-- Data to process start --
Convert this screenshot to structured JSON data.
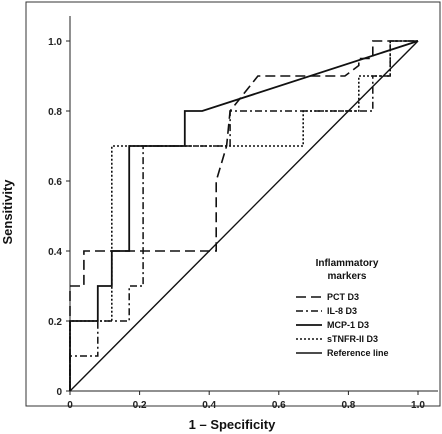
{
  "chart_data": {
    "type": "line",
    "xlabel": "1 – Specificity",
    "ylabel": "Sensitivity",
    "xlim": [
      0,
      1
    ],
    "ylim": [
      0,
      1
    ],
    "x_ticks": [
      "0",
      "0.2",
      "0.4",
      "0.6",
      "0.8",
      "1.0"
    ],
    "x_tick_values": [
      0,
      0.2,
      0.4,
      0.6,
      0.8,
      1.0
    ],
    "y_ticks": [
      "0",
      "0.2",
      "0.4",
      "0.6",
      "0.8",
      "1.0"
    ],
    "y_tick_values": [
      0,
      0.2,
      0.4,
      0.6,
      0.8,
      1.0
    ],
    "grid": false,
    "legend": {
      "title_line1": "Inflammatory",
      "title_line2": "markers",
      "placement": "bottom-right"
    },
    "series": [
      {
        "name": "PCT D3",
        "dash": "long-dash",
        "points": [
          [
            0,
            0
          ],
          [
            0,
            0.3
          ],
          [
            0.04,
            0.3
          ],
          [
            0.04,
            0.4
          ],
          [
            0.42,
            0.4
          ],
          [
            0.42,
            0.6
          ],
          [
            0.45,
            0.7
          ],
          [
            0.46,
            0.8
          ],
          [
            0.54,
            0.9
          ],
          [
            0.79,
            0.9
          ],
          [
            0.83,
            0.93
          ],
          [
            0.83,
            0.95
          ],
          [
            0.87,
            0.95
          ],
          [
            0.87,
            1.0
          ],
          [
            1.0,
            1.0
          ]
        ]
      },
      {
        "name": "IL-8 D3",
        "dash": "dash-dot",
        "points": [
          [
            0,
            0
          ],
          [
            0,
            0.1
          ],
          [
            0.08,
            0.1
          ],
          [
            0.08,
            0.2
          ],
          [
            0.17,
            0.2
          ],
          [
            0.17,
            0.3
          ],
          [
            0.21,
            0.3
          ],
          [
            0.21,
            0.7
          ],
          [
            0.46,
            0.7
          ],
          [
            0.46,
            0.8
          ],
          [
            0.87,
            0.8
          ],
          [
            0.87,
            0.9
          ],
          [
            0.92,
            0.9
          ],
          [
            0.92,
            1.0
          ],
          [
            1.0,
            1.0
          ]
        ]
      },
      {
        "name": "MCP-1 D3",
        "dash": "solid",
        "points": [
          [
            0,
            0
          ],
          [
            0,
            0.2
          ],
          [
            0.08,
            0.2
          ],
          [
            0.08,
            0.3
          ],
          [
            0.12,
            0.3
          ],
          [
            0.12,
            0.4
          ],
          [
            0.17,
            0.4
          ],
          [
            0.17,
            0.7
          ],
          [
            0.33,
            0.7
          ],
          [
            0.33,
            0.8
          ],
          [
            0.38,
            0.8
          ],
          [
            1.0,
            1.0
          ]
        ]
      },
      {
        "name": "sTNFR-II D3",
        "dash": "dotted",
        "points": [
          [
            0,
            0
          ],
          [
            0,
            0.2
          ],
          [
            0.12,
            0.2
          ],
          [
            0.12,
            0.7
          ],
          [
            0.67,
            0.7
          ],
          [
            0.67,
            0.8
          ],
          [
            0.83,
            0.8
          ],
          [
            0.83,
            0.9
          ],
          [
            0.92,
            0.9
          ],
          [
            0.92,
            1.0
          ],
          [
            1.0,
            1.0
          ]
        ]
      },
      {
        "name": "Reference line",
        "dash": "solid-thin",
        "points": [
          [
            0,
            0
          ],
          [
            1,
            1
          ]
        ]
      }
    ]
  }
}
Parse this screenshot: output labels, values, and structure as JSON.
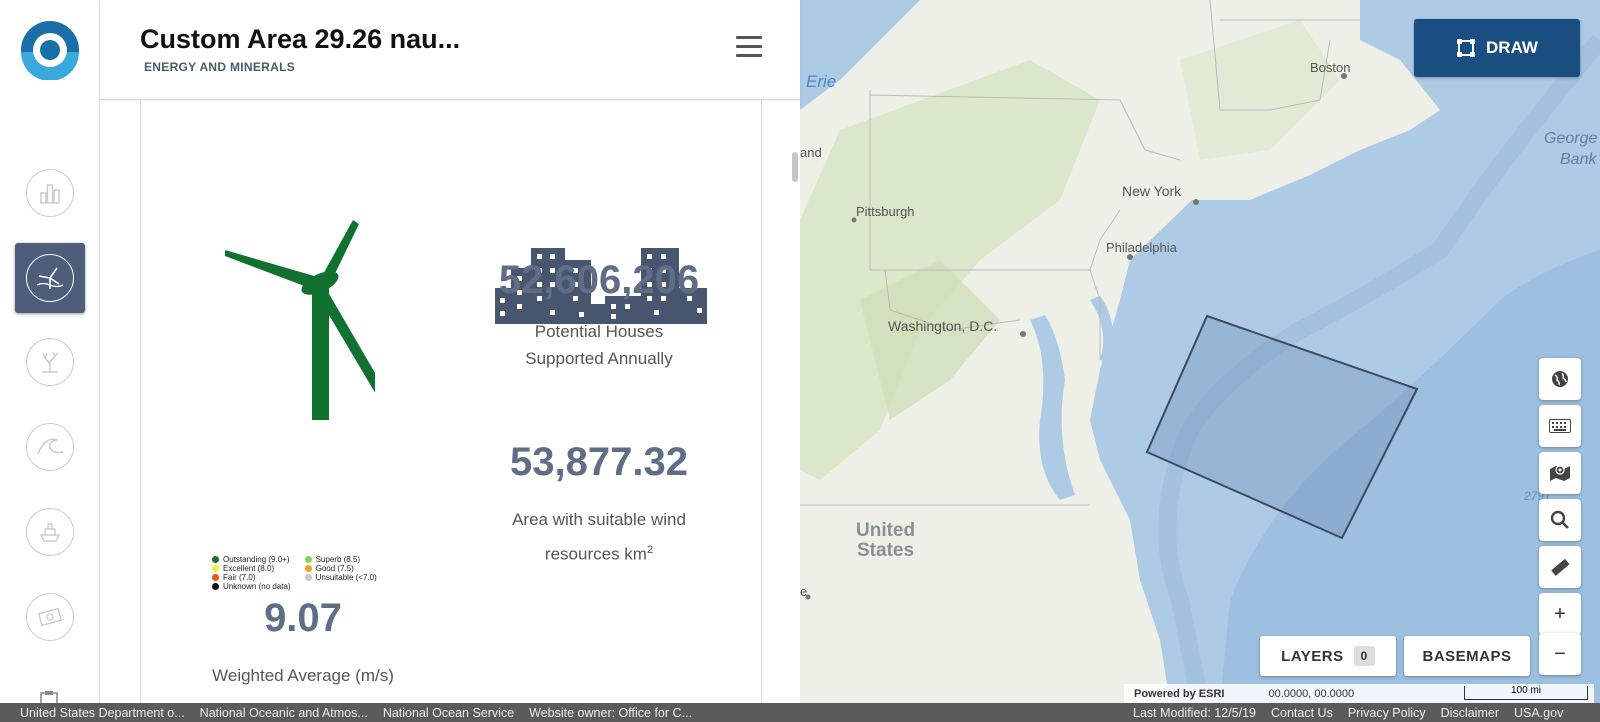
{
  "panel": {
    "title": "Custom Area 29.26 nau...",
    "subtitle": "ENERGY AND MINERALS"
  },
  "stats": {
    "houses_value": "52,606,206",
    "houses_caption_line1": "Potential Houses",
    "houses_caption_line2": "Supported Annually",
    "area_value": "53,877.32",
    "area_caption_line1": "Area with suitable wind",
    "area_caption_line2": "resources km",
    "area_caption_sup": "2",
    "avg_value": "9.07",
    "avg_caption": "Weighted Average (m/s)"
  },
  "legend": {
    "items": [
      {
        "label": "Outstanding (9.0+)",
        "color": "#1a6e2e"
      },
      {
        "label": "Excellent (8.0)",
        "color": "#f2ef3c"
      },
      {
        "label": "Fair (7.0)",
        "color": "#e8561a"
      },
      {
        "label": "Unknown (no data)",
        "color": "#111111"
      },
      {
        "label": "Superb (8.5)",
        "color": "#7fd35a"
      },
      {
        "label": "Good (7.5)",
        "color": "#f0a21e"
      },
      {
        "label": "Unsuitable (<7.0)",
        "color": "#c8c8c8"
      }
    ]
  },
  "rail": {
    "icons": [
      "logo-icon",
      "chart-icon",
      "wind-energy-icon",
      "coral-icon",
      "wave-icon",
      "ship-icon",
      "money-icon",
      "clipboard-icon"
    ]
  },
  "map": {
    "draw_label": "DRAW",
    "layers_label": "LAYERS",
    "layers_count": "0",
    "basemaps_label": "BASEMAPS",
    "powered_by": "Powered by ESRI",
    "coords": "00.0000, 00.0000",
    "scale": "100 mi",
    "labels": {
      "erie": "Erie",
      "boston": "Boston",
      "georges": "George",
      "bank": "Bank",
      "new_york": "New York",
      "pittsburgh": "Pittsburgh",
      "philadelphia": "Philadelphia",
      "washington": "Washington, D.C.",
      "united": "United",
      "states": "States",
      "land": "and",
      "depth": "2791",
      "e": "e"
    },
    "tools": [
      "globe-icon",
      "keyboard-icon",
      "map-layers-icon",
      "search-icon",
      "ruler-icon",
      "zoom-in-icon",
      "zoom-out-icon"
    ],
    "colors": {
      "ocean": "#aecbe6",
      "land": "#eef0e8",
      "draw": "#1a4e80"
    }
  },
  "footer": {
    "left": [
      "United States Department o...",
      "National Oceanic and Atmos...",
      "National Ocean Service",
      "Website owner: Office for C..."
    ],
    "right": [
      "Last Modified: 12/5/19",
      "Contact Us",
      "Privacy Policy",
      "Disclaimer",
      "USA.gov"
    ]
  }
}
-- Data to process end --
### [Short exercise]
Pictures stay out; repeat all the rest of the records exactly.

### [Exercise result]
Convert this screenshot to structured JSON data.
{
  "chart_data": {
    "type": "line",
    "xlabel": "1 – Specificity",
    "ylabel": "Sensitivity",
    "xlim": [
      0,
      1
    ],
    "ylim": [
      0,
      1
    ],
    "x_ticks": [
      "0",
      "0.2",
      "0.4",
      "0.6",
      "0.8",
      "1.0"
    ],
    "x_tick_values": [
      0,
      0.2,
      0.4,
      0.6,
      0.8,
      1.0
    ],
    "y_ticks": [
      "0",
      "0.2",
      "0.4",
      "0.6",
      "0.8",
      "1.0"
    ],
    "y_tick_values": [
      0,
      0.2,
      0.4,
      0.6,
      0.8,
      1.0
    ],
    "grid": false,
    "legend": {
      "title_line1": "Inflammatory",
      "title_line2": "markers",
      "placement": "bottom-right"
    },
    "series": [
      {
        "name": "PCT D3",
        "dash": "long-dash",
        "points": [
          [
            0,
            0
          ],
          [
            0,
            0.3
          ],
          [
            0.04,
            0.3
          ],
          [
            0.04,
            0.4
          ],
          [
            0.42,
            0.4
          ],
          [
            0.42,
            0.6
          ],
          [
            0.45,
            0.7
          ],
          [
            0.46,
            0.8
          ],
          [
            0.54,
            0.9
          ],
          [
            0.79,
            0.9
          ],
          [
            0.83,
            0.93
          ],
          [
            0.83,
            0.95
          ],
          [
            0.87,
            0.95
          ],
          [
            0.87,
            1.0
          ],
          [
            1.0,
            1.0
          ]
        ]
      },
      {
        "name": "IL-8 D3",
        "dash": "dash-dot",
        "points": [
          [
            0,
            0
          ],
          [
            0,
            0.1
          ],
          [
            0.08,
            0.1
          ],
          [
            0.08,
            0.2
          ],
          [
            0.17,
            0.2
          ],
          [
            0.17,
            0.3
          ],
          [
            0.21,
            0.3
          ],
          [
            0.21,
            0.7
          ],
          [
            0.46,
            0.7
          ],
          [
            0.46,
            0.8
          ],
          [
            0.87,
            0.8
          ],
          [
            0.87,
            0.9
          ],
          [
            0.92,
            0.9
          ],
          [
            0.92,
            1.0
          ],
          [
            1.0,
            1.0
          ]
        ]
      },
      {
        "name": "MCP-1 D3",
        "dash": "solid",
        "points": [
          [
            0,
            0
          ],
          [
            0,
            0.2
          ],
          [
            0.08,
            0.2
          ],
          [
            0.08,
            0.3
          ],
          [
            0.12,
            0.3
          ],
          [
            0.12,
            0.4
          ],
          [
            0.17,
            0.4
          ],
          [
            0.17,
            0.7
          ],
          [
            0.33,
            0.7
          ],
          [
            0.33,
            0.8
          ],
          [
            0.38,
            0.8
          ],
          [
            1.0,
            1.0
          ]
        ]
      },
      {
        "name": "sTNFR-II D3",
        "dash": "dotted",
        "points": [
          [
            0,
            0
          ],
          [
            0,
            0.2
          ],
          [
            0.12,
            0.2
          ],
          [
            0.12,
            0.7
          ],
          [
            0.67,
            0.7
          ],
          [
            0.67,
            0.8
          ],
          [
            0.83,
            0.8
          ],
          [
            0.83,
            0.9
          ],
          [
            0.92,
            0.9
          ],
          [
            0.92,
            1.0
          ],
          [
            1.0,
            1.0
          ]
        ]
      },
      {
        "name": "Reference line",
        "dash": "solid-thin",
        "points": [
          [
            0,
            0
          ],
          [
            1,
            1
          ]
        ]
      }
    ]
  }
}
Parse this screenshot: output labels, values, and structure as JSON.
{
  "panel": {
    "title": "Custom Area 29.26 nau...",
    "subtitle": "ENERGY AND MINERALS"
  },
  "stats": {
    "houses_value": "52,606,206",
    "houses_caption_line1": "Potential Houses",
    "houses_caption_line2": "Supported Annually",
    "area_value": "53,877.32",
    "area_caption_line1": "Area with suitable wind",
    "area_caption_line2": "resources km",
    "area_caption_sup": "2",
    "avg_value": "9.07",
    "avg_caption": "Weighted Average (m/s)"
  },
  "legend": {
    "items": [
      {
        "label": "Outstanding (9.0+)",
        "color": "#1a6e2e"
      },
      {
        "label": "Excellent (8.0)",
        "color": "#f2ef3c"
      },
      {
        "label": "Fair (7.0)",
        "color": "#e8561a"
      },
      {
        "label": "Unknown (no data)",
        "color": "#111111"
      },
      {
        "label": "Superb (8.5)",
        "color": "#7fd35a"
      },
      {
        "label": "Good (7.5)",
        "color": "#f0a21e"
      },
      {
        "label": "Unsuitable (<7.0)",
        "color": "#c8c8c8"
      }
    ]
  },
  "rail": {
    "icons": [
      "logo-icon",
      "chart-icon",
      "wind-energy-icon",
      "coral-icon",
      "wave-icon",
      "ship-icon",
      "money-icon",
      "clipboard-icon"
    ]
  },
  "map": {
    "draw_label": "DRAW",
    "layers_label": "LAYERS",
    "layers_count": "0",
    "basemaps_label": "BASEMAPS",
    "powered_by": "Powered by ESRI",
    "coords": "00.0000, 00.0000",
    "scale": "100 mi",
    "labels": {
      "erie": "Erie",
      "boston": "Boston",
      "georges": "George",
      "bank": "Bank",
      "new_york": "New York",
      "pittsburgh": "Pittsburgh",
      "philadelphia": "Philadelphia",
      "washington": "Washington, D.C.",
      "united": "United",
      "states": "States",
      "land": "and",
      "depth": "2791",
      "e": "e"
    },
    "tools": [
      "globe-icon",
      "keyboard-icon",
      "map-layers-icon",
      "search-icon",
      "ruler-icon",
      "zoom-in-icon",
      "zoom-out-icon"
    ],
    "colors": {
      "ocean": "#aecbe6",
      "land": "#eef0e8",
      "draw": "#1a4e80"
    }
  },
  "footer": {
    "left": [
      "United States Department o...",
      "National Oceanic and Atmos...",
      "National Ocean Service",
      "Website owner: Office for C..."
    ],
    "right": [
      "Last Modified: 12/5/19",
      "Contact Us",
      "Privacy Policy",
      "Disclaimer",
      "USA.gov"
    ]
  }
}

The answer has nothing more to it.